_DIRECTION:_ Give the number of lines below that contain "title", with no other output.

_PROVIDED INFORMATION:_
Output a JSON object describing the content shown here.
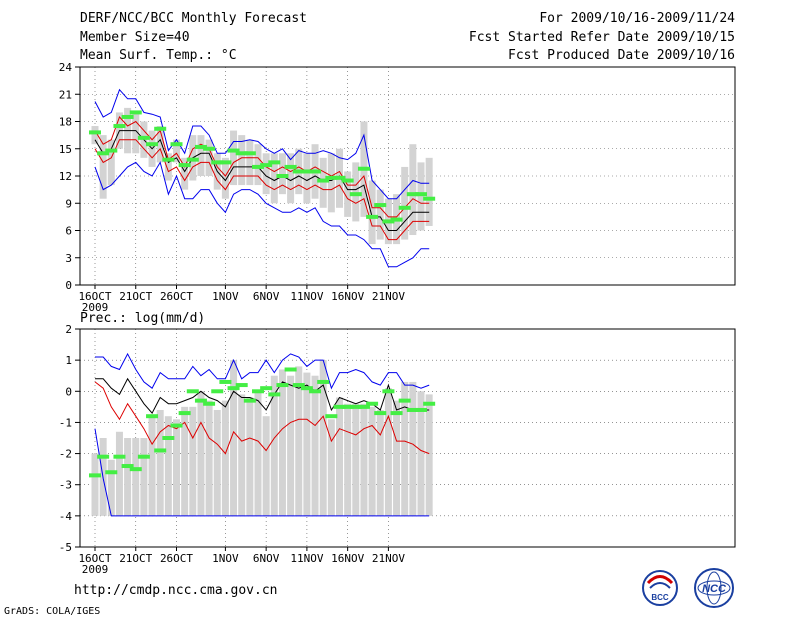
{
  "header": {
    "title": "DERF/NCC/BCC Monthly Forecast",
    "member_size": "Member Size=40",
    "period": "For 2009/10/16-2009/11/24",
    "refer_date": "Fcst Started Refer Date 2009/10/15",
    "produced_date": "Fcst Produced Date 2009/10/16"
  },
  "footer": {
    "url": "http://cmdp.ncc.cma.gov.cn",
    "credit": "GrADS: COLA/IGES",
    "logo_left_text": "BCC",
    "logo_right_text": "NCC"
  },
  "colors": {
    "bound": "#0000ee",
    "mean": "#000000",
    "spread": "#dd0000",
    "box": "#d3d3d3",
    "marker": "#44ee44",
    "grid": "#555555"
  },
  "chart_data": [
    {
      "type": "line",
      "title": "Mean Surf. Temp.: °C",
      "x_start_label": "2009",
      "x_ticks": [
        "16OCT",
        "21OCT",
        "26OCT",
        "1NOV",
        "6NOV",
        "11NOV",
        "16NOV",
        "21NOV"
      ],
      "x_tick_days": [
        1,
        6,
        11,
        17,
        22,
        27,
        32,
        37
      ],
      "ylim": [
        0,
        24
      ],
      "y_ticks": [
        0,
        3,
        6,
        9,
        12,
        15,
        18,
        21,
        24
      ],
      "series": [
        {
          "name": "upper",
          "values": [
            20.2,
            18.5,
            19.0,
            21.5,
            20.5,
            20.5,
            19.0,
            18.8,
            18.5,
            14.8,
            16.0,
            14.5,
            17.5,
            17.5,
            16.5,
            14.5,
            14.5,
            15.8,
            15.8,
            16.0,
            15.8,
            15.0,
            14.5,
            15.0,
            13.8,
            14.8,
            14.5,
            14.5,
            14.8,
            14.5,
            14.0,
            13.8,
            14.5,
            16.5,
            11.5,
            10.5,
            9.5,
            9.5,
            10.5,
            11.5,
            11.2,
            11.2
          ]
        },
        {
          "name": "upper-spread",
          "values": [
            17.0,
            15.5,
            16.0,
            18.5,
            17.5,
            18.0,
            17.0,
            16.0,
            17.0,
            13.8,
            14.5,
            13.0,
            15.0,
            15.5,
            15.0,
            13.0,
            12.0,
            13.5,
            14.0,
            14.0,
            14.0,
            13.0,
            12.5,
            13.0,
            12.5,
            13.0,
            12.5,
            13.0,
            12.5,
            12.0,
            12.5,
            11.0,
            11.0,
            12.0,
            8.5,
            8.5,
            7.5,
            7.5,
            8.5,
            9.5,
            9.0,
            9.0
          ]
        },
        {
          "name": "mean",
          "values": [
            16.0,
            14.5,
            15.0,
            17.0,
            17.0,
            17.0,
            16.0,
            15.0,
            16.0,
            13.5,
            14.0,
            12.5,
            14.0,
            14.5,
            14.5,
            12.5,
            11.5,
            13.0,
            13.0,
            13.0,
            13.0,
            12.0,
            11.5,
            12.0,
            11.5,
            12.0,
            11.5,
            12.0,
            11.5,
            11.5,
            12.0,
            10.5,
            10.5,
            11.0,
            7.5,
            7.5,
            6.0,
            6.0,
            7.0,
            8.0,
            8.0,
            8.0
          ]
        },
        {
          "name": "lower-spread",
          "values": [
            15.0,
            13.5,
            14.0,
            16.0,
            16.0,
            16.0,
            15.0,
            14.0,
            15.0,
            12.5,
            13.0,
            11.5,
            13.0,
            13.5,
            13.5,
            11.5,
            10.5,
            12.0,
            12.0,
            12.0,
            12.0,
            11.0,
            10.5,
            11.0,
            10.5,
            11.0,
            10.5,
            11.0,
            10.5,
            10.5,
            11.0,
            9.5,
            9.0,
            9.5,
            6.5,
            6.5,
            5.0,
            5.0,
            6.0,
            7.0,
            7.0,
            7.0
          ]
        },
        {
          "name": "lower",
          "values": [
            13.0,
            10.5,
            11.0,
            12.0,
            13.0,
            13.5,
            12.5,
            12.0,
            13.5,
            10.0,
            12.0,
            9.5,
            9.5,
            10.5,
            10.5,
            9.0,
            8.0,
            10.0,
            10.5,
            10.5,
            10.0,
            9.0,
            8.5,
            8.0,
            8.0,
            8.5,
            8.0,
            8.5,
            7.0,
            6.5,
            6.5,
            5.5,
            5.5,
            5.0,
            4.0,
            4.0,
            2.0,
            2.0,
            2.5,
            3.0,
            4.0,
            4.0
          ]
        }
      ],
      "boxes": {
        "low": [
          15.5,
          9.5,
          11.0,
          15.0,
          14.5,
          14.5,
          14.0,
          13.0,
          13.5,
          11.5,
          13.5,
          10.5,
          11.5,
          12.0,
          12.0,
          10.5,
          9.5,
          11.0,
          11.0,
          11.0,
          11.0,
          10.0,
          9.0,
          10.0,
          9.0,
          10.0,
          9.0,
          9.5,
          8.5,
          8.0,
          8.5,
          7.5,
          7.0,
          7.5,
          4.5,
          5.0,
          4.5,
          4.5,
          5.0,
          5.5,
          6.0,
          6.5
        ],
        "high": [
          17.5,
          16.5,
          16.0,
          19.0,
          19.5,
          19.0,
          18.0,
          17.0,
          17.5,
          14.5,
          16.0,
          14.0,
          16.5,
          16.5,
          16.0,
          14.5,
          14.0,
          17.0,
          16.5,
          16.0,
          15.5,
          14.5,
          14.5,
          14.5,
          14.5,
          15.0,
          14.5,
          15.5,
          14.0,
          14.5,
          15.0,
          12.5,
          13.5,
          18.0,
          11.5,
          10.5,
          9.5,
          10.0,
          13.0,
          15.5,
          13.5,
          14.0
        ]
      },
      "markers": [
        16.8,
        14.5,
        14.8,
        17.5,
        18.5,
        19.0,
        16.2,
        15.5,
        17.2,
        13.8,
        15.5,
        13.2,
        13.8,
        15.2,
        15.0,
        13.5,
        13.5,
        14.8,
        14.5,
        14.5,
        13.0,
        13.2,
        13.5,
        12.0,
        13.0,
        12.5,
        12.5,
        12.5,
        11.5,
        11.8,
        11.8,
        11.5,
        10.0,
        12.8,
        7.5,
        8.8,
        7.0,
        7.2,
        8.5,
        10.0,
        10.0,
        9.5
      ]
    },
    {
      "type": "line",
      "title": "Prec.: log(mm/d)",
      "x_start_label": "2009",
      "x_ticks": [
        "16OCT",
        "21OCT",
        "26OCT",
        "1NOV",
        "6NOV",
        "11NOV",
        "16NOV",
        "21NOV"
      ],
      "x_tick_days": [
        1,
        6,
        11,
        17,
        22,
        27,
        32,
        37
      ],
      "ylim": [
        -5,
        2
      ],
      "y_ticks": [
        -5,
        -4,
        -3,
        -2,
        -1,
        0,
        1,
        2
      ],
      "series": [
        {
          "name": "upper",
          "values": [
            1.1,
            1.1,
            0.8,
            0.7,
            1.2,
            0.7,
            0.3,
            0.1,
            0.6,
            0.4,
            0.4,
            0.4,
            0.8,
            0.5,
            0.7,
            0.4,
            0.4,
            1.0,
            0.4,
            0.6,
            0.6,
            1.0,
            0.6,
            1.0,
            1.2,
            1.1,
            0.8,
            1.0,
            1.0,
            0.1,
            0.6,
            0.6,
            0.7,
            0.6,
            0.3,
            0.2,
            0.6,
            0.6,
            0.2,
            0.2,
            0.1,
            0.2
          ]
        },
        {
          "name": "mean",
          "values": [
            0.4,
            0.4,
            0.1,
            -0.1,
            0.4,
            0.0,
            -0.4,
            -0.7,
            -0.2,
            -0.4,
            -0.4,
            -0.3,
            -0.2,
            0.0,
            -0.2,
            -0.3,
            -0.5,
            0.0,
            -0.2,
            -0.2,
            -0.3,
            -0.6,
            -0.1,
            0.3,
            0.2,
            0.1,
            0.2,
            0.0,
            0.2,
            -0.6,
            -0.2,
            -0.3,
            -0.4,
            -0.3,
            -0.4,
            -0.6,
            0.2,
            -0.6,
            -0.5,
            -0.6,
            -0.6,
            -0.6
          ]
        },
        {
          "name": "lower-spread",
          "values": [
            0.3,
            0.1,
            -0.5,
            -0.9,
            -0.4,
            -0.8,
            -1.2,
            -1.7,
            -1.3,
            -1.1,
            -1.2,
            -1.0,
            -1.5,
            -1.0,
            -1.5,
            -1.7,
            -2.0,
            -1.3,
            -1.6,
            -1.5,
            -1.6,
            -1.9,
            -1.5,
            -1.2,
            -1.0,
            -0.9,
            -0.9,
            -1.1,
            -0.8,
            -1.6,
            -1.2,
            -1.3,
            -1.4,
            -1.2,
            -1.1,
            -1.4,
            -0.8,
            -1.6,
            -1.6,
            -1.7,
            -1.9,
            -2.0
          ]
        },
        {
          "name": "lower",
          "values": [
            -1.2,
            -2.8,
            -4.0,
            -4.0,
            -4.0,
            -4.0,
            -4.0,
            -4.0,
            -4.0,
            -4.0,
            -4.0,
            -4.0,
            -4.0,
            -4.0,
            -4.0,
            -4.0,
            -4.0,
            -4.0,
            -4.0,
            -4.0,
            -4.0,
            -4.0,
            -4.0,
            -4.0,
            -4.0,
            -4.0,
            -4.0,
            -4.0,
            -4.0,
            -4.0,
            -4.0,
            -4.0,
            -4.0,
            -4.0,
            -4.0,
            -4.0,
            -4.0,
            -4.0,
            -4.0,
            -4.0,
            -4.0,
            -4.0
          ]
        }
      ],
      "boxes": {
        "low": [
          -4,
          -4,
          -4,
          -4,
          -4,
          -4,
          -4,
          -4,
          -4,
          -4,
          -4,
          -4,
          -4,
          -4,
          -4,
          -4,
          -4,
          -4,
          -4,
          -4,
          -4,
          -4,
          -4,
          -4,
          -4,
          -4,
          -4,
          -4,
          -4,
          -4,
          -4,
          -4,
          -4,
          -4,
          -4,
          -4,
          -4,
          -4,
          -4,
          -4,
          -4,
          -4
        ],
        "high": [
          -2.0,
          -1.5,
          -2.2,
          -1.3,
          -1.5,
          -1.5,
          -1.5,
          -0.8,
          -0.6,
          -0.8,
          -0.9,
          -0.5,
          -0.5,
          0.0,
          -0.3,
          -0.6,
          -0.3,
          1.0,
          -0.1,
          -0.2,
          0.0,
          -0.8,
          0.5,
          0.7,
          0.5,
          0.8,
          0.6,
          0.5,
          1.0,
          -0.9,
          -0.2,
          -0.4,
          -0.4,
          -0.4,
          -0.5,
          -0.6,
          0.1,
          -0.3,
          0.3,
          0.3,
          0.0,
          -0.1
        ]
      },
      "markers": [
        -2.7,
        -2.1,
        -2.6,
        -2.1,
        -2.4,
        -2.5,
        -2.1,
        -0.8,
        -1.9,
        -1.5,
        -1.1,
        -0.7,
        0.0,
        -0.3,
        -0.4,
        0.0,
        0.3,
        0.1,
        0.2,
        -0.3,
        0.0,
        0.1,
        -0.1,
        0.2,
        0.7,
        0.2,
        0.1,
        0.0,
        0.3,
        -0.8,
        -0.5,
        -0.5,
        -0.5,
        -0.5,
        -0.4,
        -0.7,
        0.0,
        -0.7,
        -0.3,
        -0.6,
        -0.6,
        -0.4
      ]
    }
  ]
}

_SOLUTION TO THIS PROBLEM:_ 3